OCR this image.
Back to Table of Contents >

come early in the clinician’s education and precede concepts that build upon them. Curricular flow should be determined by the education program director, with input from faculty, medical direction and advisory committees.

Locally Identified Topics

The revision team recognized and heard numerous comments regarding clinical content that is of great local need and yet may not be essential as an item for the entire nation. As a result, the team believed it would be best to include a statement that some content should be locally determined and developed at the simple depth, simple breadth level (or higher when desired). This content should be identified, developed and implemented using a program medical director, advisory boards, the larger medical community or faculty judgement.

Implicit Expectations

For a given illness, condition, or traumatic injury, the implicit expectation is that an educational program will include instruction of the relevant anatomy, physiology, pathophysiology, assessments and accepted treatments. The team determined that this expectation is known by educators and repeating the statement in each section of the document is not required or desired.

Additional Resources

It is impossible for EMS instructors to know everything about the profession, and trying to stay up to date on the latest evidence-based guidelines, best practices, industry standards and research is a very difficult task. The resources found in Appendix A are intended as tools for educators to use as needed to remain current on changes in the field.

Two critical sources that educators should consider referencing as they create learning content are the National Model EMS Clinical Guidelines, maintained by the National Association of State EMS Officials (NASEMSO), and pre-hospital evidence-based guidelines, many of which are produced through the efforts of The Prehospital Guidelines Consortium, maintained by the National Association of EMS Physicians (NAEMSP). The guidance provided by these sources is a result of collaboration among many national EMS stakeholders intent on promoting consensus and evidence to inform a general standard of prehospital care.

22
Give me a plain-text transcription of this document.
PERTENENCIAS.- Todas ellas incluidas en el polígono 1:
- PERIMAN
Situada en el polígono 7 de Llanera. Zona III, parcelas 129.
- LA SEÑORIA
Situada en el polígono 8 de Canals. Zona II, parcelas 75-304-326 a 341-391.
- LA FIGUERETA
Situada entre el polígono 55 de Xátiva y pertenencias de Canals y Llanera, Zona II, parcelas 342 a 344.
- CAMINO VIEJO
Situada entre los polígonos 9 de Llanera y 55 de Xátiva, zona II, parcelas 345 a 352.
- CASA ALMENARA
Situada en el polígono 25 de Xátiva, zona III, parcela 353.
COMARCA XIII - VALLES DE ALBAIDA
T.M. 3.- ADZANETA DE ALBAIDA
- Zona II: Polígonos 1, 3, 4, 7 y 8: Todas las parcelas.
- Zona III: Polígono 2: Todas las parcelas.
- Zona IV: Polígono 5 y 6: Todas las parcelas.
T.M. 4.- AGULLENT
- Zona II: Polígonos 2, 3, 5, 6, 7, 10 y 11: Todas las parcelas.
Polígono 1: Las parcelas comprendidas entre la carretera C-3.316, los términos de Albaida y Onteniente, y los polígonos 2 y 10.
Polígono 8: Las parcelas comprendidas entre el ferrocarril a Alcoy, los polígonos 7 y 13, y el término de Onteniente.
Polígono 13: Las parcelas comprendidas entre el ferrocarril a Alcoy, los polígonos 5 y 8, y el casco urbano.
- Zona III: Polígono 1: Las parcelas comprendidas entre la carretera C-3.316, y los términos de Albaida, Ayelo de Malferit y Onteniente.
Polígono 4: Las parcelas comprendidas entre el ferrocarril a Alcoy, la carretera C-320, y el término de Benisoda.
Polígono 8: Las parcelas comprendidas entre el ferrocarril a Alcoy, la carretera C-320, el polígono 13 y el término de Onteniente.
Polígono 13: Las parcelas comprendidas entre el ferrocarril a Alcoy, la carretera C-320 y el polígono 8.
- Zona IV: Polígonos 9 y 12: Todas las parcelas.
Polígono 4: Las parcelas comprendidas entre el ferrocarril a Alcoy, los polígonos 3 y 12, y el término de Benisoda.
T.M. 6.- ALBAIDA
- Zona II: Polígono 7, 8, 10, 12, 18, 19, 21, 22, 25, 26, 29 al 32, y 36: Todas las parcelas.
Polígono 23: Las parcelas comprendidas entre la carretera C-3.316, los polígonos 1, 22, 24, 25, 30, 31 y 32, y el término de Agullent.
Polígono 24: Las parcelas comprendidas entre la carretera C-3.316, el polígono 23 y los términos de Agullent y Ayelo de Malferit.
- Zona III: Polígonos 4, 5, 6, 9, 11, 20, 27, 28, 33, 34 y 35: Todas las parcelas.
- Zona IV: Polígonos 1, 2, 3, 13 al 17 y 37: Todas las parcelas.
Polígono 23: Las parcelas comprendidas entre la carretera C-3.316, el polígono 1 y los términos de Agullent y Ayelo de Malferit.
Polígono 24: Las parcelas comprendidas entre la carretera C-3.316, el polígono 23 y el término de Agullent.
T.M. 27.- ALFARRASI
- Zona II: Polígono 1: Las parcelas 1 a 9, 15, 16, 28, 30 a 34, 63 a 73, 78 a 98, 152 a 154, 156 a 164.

● **Problem**: Using the material above, print every entry exactly as written.

● **Result**:
OCR this image.
Back to Table of Contents >

come early in the clinician’s education and precede concepts that build upon them. Curricular flow should be determined by the education program director, with input from faculty, medical direction and advisory committees.

Locally Identified Topics

The revision team recognized and heard numerous comments regarding clinical content that is of great local need and yet may not be essential as an item for the entire nation. As a result, the team believed it would be best to include a statement that some content should be locally determined and developed at the simple depth, simple breadth level (or higher when desired). This content should be identified, developed and implemented using a program medical director, advisory boards, the larger medical community or faculty judgement.

Implicit Expectations

For a given illness, condition, or traumatic injury, the implicit expectation is that an educational program will include instruction of the relevant anatomy, physiology, pathophysiology, assessments and accepted treatments. The team determined that this expectation is known by educators and repeating the statement in each section of the document is not required or desired.

Additional Resources

It is impossible for EMS instructors to know everything about the profession, and trying to stay up to date on the latest evidence-based guidelines, best practices, industry standards and research is a very difficult task. The resources found in Appendix A are intended as tools for educators to use as needed to remain current on changes in the field.

Two critical sources that educators should consider referencing as they create learning content are the National Model EMS Clinical Guidelines, maintained by the National Association of State EMS Officials (NASEMSO), and pre-hospital evidence-based guidelines, many of which are produced through the efforts of The Prehospital Guidelines Consortium, maintained by the National Association of EMS Physicians (NAEMSP). The guidance provided by these sources is a result of collaboration among many national EMS stakeholders intent on promoting consensus and evidence to inform a general standard of prehospital care.

22
Give me a plain-text transcription of this document.
PERTENENCIAS.- Todas ellas incluidas en el polígono 1:
- PERIMAN
Situada en el polígono 7 de Llanera. Zona III, parcelas 129.
- LA SEÑORIA
Situada en el polígono 8 de Canals. Zona II, parcelas 75-304-326 a 341-391.
- LA FIGUERETA
Situada entre el polígono 55 de Xátiva y pertenencias de Canals y Llanera, Zona II, parcelas 342 a 344.
- CAMINO VIEJO
Situada entre los polígonos 9 de Llanera y 55 de Xátiva, zona II, parcelas 345 a 352.
- CASA ALMENARA
Situada en el polígono 25 de Xátiva, zona III, parcela 353.
COMARCA XIII - VALLES DE ALBAIDA
T.M. 3.- ADZANETA DE ALBAIDA
- Zona II: Polígonos 1, 3, 4, 7 y 8: Todas las parcelas.
- Zona III: Polígono 2: Todas las parcelas.
- Zona IV: Polígono 5 y 6: Todas las parcelas.
T.M. 4.- AGULLENT
- Zona II: Polígonos 2, 3, 5, 6, 7, 10 y 11: Todas las parcelas.
Polígono 1: Las parcelas comprendidas entre la carretera C-3.316, los términos de Albaida y Onteniente, y los polígonos 2 y 10.
Polígono 8: Las parcelas comprendidas entre el ferrocarril a Alcoy, los polígonos 7 y 13, y el término de Onteniente.
Polígono 13: Las parcelas comprendidas entre el ferrocarril a Alcoy, los polígonos 5 y 8, y el casco urbano.
- Zona III: Polígono 1: Las parcelas comprendidas entre la carretera C-3.316, y los términos de Albaida, Ayelo de Malferit y Onteniente.
Polígono 4: Las parcelas comprendidas entre el ferrocarril a Alcoy, la carretera C-320, y el término de Benisoda.
Polígono 8: Las parcelas comprendidas entre el ferrocarril a Alcoy, la carretera C-320, el polígono 13 y el término de Onteniente.
Polígono 13: Las parcelas comprendidas entre el ferrocarril a Alcoy, la carretera C-320 y el polígono 8.
- Zona IV: Polígonos 9 y 12: Todas las parcelas.
Polígono 4: Las parcelas comprendidas entre el ferrocarril a Alcoy, los polígonos 3 y 12, y el término de Benisoda.
T.M. 6.- ALBAIDA
- Zona II: Polígono 7, 8, 10, 12, 18, 19, 21, 22, 25, 26, 29 al 32, y 36: Todas las parcelas.
Polígono 23: Las parcelas comprendidas entre la carretera C-3.316, los polígonos 1, 22, 24, 25, 30, 31 y 32, y el término de Agullent.
Polígono 24: Las parcelas comprendidas entre la carretera C-3.316, el polígono 23 y los términos de Agullent y Ayelo de Malferit.
- Zona III: Polígonos 4, 5, 6, 9, 11, 20, 27, 28, 33, 34 y 35: Todas las parcelas.
- Zona IV: Polígonos 1, 2, 3, 13 al 17 y 37: Todas las parcelas.
Polígono 23: Las parcelas comprendidas entre la carretera C-3.316, el polígono 1 y los términos de Agullent y Ayelo de Malferit.
Polígono 24: Las parcelas comprendidas entre la carretera C-3.316, el polígono 23 y el término de Agullent.
T.M. 27.- ALFARRASI
- Zona II: Polígono 1: Las parcelas 1 a 9, 15, 16, 28, 30 a 34, 63 a 73, 78 a 98, 152 a 154, 156 a 164.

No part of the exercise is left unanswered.